-- START OF Records for this exercise --

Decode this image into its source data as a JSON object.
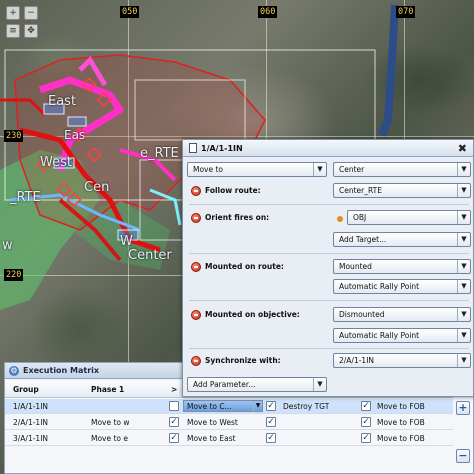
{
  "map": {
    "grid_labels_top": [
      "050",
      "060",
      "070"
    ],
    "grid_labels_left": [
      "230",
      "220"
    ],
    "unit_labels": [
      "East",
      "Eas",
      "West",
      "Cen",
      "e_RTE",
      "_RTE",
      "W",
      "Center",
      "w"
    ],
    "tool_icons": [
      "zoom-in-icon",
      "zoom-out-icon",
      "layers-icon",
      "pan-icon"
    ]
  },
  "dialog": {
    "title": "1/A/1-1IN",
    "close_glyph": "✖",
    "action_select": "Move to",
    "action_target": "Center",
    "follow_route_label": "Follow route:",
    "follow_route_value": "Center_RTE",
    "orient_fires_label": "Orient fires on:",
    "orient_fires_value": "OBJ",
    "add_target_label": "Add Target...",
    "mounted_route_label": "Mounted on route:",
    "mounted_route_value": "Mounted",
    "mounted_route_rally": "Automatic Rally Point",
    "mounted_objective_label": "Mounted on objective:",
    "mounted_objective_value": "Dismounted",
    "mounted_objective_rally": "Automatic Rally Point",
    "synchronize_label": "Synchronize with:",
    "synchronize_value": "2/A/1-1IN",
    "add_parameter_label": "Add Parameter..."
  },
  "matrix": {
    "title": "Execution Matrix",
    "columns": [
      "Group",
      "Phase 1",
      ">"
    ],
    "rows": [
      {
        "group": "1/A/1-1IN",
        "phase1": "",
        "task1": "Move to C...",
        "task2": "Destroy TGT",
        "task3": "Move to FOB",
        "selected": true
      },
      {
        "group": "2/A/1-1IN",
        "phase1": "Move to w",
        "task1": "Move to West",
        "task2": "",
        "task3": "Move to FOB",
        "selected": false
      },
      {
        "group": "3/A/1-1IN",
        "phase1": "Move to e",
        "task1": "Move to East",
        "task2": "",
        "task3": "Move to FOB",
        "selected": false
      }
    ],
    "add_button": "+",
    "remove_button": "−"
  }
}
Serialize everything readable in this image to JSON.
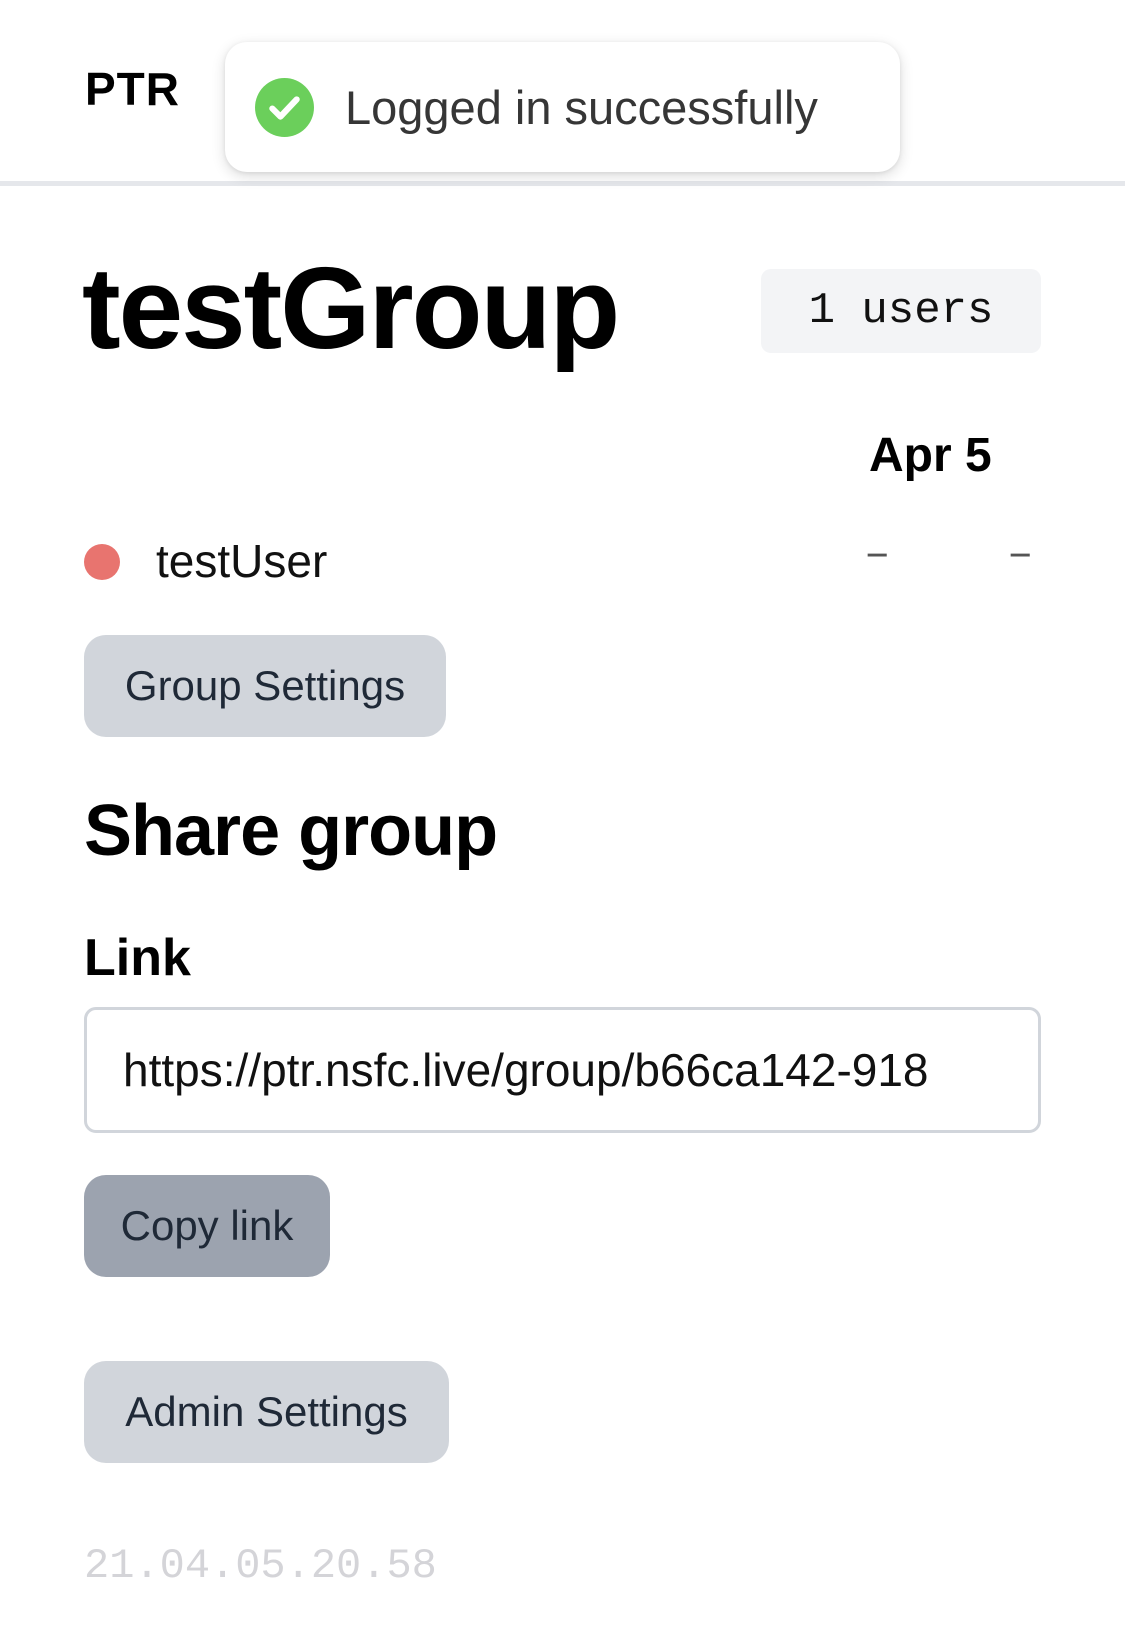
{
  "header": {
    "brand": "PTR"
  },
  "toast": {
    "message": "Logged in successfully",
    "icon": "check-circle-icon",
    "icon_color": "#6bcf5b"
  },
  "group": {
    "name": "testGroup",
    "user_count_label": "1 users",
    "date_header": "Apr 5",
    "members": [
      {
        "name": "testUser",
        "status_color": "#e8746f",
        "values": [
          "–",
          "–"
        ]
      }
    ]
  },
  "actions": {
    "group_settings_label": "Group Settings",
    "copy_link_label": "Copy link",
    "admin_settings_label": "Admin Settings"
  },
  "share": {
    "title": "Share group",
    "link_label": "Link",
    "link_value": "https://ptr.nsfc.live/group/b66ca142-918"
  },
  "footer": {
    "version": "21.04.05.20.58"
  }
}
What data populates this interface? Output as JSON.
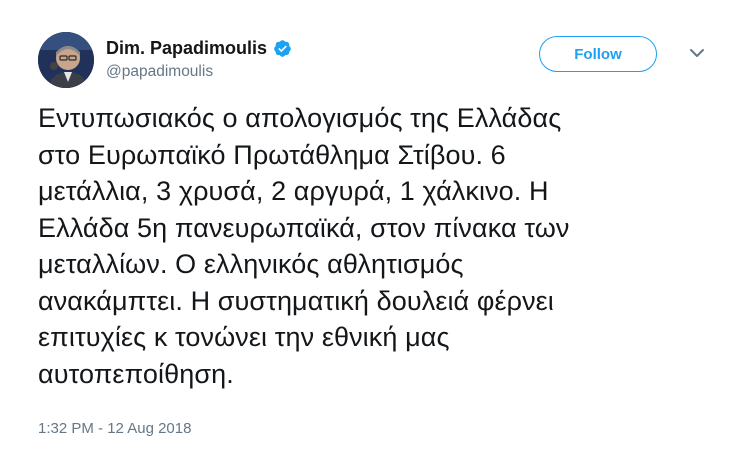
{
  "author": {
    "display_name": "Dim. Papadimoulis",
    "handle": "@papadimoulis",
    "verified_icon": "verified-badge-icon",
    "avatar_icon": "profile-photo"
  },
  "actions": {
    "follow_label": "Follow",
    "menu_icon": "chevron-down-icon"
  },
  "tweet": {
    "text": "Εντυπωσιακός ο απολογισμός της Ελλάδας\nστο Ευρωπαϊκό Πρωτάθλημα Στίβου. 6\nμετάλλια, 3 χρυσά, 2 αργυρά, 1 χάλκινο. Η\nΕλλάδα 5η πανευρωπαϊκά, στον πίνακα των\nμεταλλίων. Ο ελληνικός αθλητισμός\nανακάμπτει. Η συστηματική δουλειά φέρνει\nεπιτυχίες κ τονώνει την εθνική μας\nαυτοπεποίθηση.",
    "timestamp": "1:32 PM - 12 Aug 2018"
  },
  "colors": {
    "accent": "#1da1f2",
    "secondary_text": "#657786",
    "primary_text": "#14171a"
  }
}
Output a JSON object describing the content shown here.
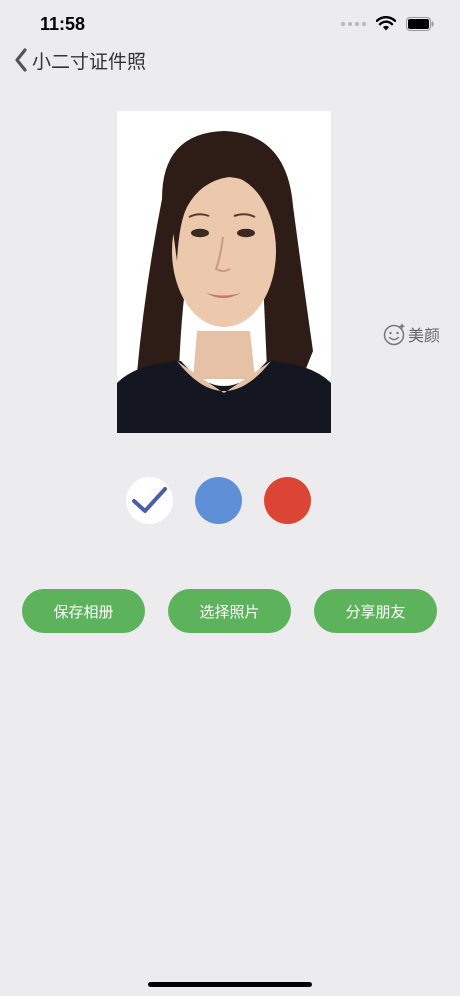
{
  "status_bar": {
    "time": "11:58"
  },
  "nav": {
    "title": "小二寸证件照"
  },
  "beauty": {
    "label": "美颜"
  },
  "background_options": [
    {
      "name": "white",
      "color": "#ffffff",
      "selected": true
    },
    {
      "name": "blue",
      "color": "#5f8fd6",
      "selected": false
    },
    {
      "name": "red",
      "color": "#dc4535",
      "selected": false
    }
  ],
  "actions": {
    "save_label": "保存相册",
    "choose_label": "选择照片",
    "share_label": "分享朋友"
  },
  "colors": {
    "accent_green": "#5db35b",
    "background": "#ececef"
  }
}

-- END OF Records for this exercise --

- **Stated goal**
Output all of the records exactly as they appear above, but not the pictures.

- **Exercise answer**
Decode this image into its source data as a JSON object.
{
  "map": {
    "grid_labels_top": [
      "050",
      "060",
      "070"
    ],
    "grid_labels_left": [
      "230",
      "220"
    ],
    "unit_labels": [
      "East",
      "Eas",
      "West",
      "Cen",
      "e_RTE",
      "_RTE",
      "W",
      "Center",
      "w"
    ],
    "tool_icons": [
      "zoom-in-icon",
      "zoom-out-icon",
      "layers-icon",
      "pan-icon"
    ]
  },
  "dialog": {
    "title": "1/A/1-1IN",
    "close_glyph": "✖",
    "action_select": "Move to",
    "action_target": "Center",
    "follow_route_label": "Follow route:",
    "follow_route_value": "Center_RTE",
    "orient_fires_label": "Orient fires on:",
    "orient_fires_value": "OBJ",
    "add_target_label": "Add Target...",
    "mounted_route_label": "Mounted on route:",
    "mounted_route_value": "Mounted",
    "mounted_route_rally": "Automatic Rally Point",
    "mounted_objective_label": "Mounted on objective:",
    "mounted_objective_value": "Dismounted",
    "mounted_objective_rally": "Automatic Rally Point",
    "synchronize_label": "Synchronize with:",
    "synchronize_value": "2/A/1-1IN",
    "add_parameter_label": "Add Parameter..."
  },
  "matrix": {
    "title": "Execution Matrix",
    "columns": [
      "Group",
      "Phase 1",
      ">"
    ],
    "rows": [
      {
        "group": "1/A/1-1IN",
        "phase1": "",
        "task1": "Move to C...",
        "task2": "Destroy TGT",
        "task3": "Move to FOB",
        "selected": true
      },
      {
        "group": "2/A/1-1IN",
        "phase1": "Move to w",
        "task1": "Move to West",
        "task2": "",
        "task3": "Move to FOB",
        "selected": false
      },
      {
        "group": "3/A/1-1IN",
        "phase1": "Move to e",
        "task1": "Move to East",
        "task2": "",
        "task3": "Move to FOB",
        "selected": false
      }
    ],
    "add_button": "+",
    "remove_button": "−"
  }
}
Serialize everything readable in this image to JSON.
{
  "header": {
    "brand": "PTR"
  },
  "toast": {
    "message": "Logged in successfully",
    "icon": "check-circle-icon",
    "icon_color": "#6bcf5b"
  },
  "group": {
    "name": "testGroup",
    "user_count_label": "1 users",
    "date_header": "Apr 5",
    "members": [
      {
        "name": "testUser",
        "status_color": "#e8746f",
        "values": [
          "–",
          "–"
        ]
      }
    ]
  },
  "actions": {
    "group_settings_label": "Group Settings",
    "copy_link_label": "Copy link",
    "admin_settings_label": "Admin Settings"
  },
  "share": {
    "title": "Share group",
    "link_label": "Link",
    "link_value": "https://ptr.nsfc.live/group/b66ca142-918"
  },
  "footer": {
    "version": "21.04.05.20.58"
  }
}
What data populates this interface? Output as JSON.
{
  "author": {
    "display_name": "Dim. Papadimoulis",
    "handle": "@papadimoulis",
    "verified_icon": "verified-badge-icon",
    "avatar_icon": "profile-photo"
  },
  "actions": {
    "follow_label": "Follow",
    "menu_icon": "chevron-down-icon"
  },
  "tweet": {
    "text": "Εντυπωσιακός ο απολογισμός της Ελλάδας\nστο Ευρωπαϊκό Πρωτάθλημα Στίβου. 6\nμετάλλια, 3 χρυσά, 2 αργυρά, 1 χάλκινο. Η\nΕλλάδα 5η πανευρωπαϊκά, στον πίνακα των\nμεταλλίων. Ο ελληνικός αθλητισμός\nανακάμπτει. Η συστηματική δουλειά φέρνει\nεπιτυχίες κ τονώνει την εθνική μας\nαυτοπεποίθηση.",
    "timestamp": "1:32 PM - 12 Aug 2018"
  },
  "colors": {
    "accent": "#1da1f2",
    "secondary_text": "#657786",
    "primary_text": "#14171a"
  }
}
Output a JSON object describing the content shown here.
{
  "status_bar": {
    "time": "11:58"
  },
  "nav": {
    "title": "小二寸证件照"
  },
  "beauty": {
    "label": "美颜"
  },
  "background_options": [
    {
      "name": "white",
      "color": "#ffffff",
      "selected": true
    },
    {
      "name": "blue",
      "color": "#5f8fd6",
      "selected": false
    },
    {
      "name": "red",
      "color": "#dc4535",
      "selected": false
    }
  ],
  "actions": {
    "save_label": "保存相册",
    "choose_label": "选择照片",
    "share_label": "分享朋友"
  },
  "colors": {
    "accent_green": "#5db35b",
    "background": "#ececef"
  }
}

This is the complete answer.